_What needs to be done_
Arrange the material below into a numbered list, leaving out any blank lines.

* begin *

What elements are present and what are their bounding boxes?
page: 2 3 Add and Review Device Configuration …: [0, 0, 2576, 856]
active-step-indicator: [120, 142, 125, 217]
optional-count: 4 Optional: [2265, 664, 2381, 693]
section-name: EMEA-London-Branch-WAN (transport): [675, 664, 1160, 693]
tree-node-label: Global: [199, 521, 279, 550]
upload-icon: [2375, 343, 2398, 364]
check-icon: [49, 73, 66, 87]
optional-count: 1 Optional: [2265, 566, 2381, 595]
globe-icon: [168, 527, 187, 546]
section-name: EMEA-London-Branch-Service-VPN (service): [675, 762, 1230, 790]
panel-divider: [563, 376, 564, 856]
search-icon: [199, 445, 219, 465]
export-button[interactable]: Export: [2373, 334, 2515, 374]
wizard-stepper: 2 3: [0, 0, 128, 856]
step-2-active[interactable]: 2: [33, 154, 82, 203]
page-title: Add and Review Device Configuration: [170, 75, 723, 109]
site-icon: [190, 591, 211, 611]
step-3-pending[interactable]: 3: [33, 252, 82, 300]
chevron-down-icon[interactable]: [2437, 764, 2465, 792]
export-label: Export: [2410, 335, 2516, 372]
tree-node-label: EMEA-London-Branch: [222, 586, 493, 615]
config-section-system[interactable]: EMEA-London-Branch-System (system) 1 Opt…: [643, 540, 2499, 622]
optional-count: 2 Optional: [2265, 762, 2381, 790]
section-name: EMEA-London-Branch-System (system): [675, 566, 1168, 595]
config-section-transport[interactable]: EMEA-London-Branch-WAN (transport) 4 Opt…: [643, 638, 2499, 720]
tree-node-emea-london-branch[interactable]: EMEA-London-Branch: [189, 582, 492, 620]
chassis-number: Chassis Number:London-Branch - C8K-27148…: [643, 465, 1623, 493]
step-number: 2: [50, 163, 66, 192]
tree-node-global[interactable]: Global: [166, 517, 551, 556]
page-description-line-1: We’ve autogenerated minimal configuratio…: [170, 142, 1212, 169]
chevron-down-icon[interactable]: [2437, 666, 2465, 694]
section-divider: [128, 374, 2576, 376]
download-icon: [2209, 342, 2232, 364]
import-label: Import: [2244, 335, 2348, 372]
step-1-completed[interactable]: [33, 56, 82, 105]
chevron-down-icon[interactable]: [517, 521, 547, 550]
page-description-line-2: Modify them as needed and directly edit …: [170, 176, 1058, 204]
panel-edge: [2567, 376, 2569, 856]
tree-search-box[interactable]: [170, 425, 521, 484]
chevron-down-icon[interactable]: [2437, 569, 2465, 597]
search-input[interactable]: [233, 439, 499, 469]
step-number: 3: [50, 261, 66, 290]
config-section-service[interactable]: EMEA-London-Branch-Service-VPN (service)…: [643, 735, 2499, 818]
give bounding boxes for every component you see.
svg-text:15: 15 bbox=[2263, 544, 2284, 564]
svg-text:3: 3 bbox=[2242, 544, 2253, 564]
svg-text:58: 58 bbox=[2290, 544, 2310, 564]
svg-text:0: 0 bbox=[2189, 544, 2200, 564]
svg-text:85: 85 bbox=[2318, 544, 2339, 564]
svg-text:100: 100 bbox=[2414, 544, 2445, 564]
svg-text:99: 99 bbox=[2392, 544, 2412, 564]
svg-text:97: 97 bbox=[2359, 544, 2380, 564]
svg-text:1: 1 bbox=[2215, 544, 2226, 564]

* end *

_Result of the exercise_
1. What elements are present and what are their bounding boxes?
2. page: 2 3 Add and Review Device Configuration …: [0, 0, 2576, 856]
3. active-step-indicator: [120, 142, 125, 217]
4. optional-count: 4 Optional: [2265, 664, 2381, 693]
5. section-name: EMEA-London-Branch-WAN (transport): [675, 664, 1160, 693]
6. tree-node-label: Global: [199, 521, 279, 550]
7. upload-icon: [2375, 343, 2398, 364]
8. check-icon: [49, 73, 66, 87]
9. optional-count: 1 Optional: [2265, 566, 2381, 595]
10. globe-icon: [168, 527, 187, 546]
11. section-name: EMEA-London-Branch-Service-VPN (service): [675, 762, 1230, 790]
12. panel-divider: [563, 376, 564, 856]
13. search-icon: [199, 445, 219, 465]
14. export-button[interactable]: Export: [2373, 334, 2515, 374]
15. wizard-stepper: 2 3: [0, 0, 128, 856]
16. step-2-active[interactable]: 2: [33, 154, 82, 203]
17. page-title: Add and Review Device Configuration: [170, 75, 723, 109]
18. site-icon: [190, 591, 211, 611]
19. step-3-pending[interactable]: 3: [33, 252, 82, 300]
20. chevron-down-icon[interactable]: [2437, 764, 2465, 792]
21. export-label: Export: [2410, 335, 2516, 372]
22. tree-node-label: EMEA-London-Branch: [222, 586, 493, 615]
23. config-section-system[interactable]: EMEA-London-Branch-System (system) 1 Opt…: [643, 540, 2499, 622]
24. optional-count: 2 Optional: [2265, 762, 2381, 790]
25. section-name: EMEA-London-Branch-System (system): [675, 566, 1168, 595]
26. config-section-transport[interactable]: EMEA-London-Branch-WAN (transport) 4 Opt…: [643, 638, 2499, 720]
27. tree-node-emea-london-branch[interactable]: EMEA-London-Branch: [189, 582, 492, 620]
28. chassis-number: Chassis Number:London-Branch - C8K-27148…: [643, 465, 1623, 493]
29. step-number: 2: [50, 163, 66, 192]
30. tree-node-global[interactable]: Global: [166, 517, 551, 556]
31. page-description-line-1: We’ve autogenerated minimal configuratio…: [170, 142, 1212, 169]
32. chevron-down-icon[interactable]: [2437, 666, 2465, 694]
33. section-divider: [128, 374, 2576, 376]
34. download-icon: [2209, 342, 2232, 364]
35. import-label: Import: [2244, 335, 2348, 372]
36. step-1-completed[interactable]: [33, 56, 82, 105]
37. chevron-down-icon[interactable]: [517, 521, 547, 550]
38. page-description-line-2: Modify them as needed and directly edit …: [170, 176, 1058, 204]
39. panel-edge: [2567, 376, 2569, 856]
40. tree-search-box[interactable]: [170, 425, 521, 484]
41. chevron-down-icon[interactable]: [2437, 569, 2465, 597]
42. search-input[interactable]: [233, 439, 499, 469]
43. step-number: 3: [50, 261, 66, 290]
44. config-section-service[interactable]: EMEA-London-Branch-Service-VPN (service)…: [643, 735, 2499, 818]
45. give bounding boxes for every component you see.
46. svg-text:15: 15 bbox=[2263, 544, 2284, 564]
47. svg-text:3: 3 bbox=[2242, 544, 2253, 564]
48. svg-text:58: 58 bbox=[2290, 544, 2310, 564]
49. svg-text:0: 0 bbox=[2189, 544, 2200, 564]
50. svg-text:85: 85 bbox=[2318, 544, 2339, 564]
51. svg-text:100: 100 bbox=[2414, 544, 2445, 564]
52. svg-text:99: 99 bbox=[2392, 544, 2412, 564]
53. svg-text:97: 97 bbox=[2359, 544, 2380, 564]
54. svg-text:1: 1 bbox=[2215, 544, 2226, 564]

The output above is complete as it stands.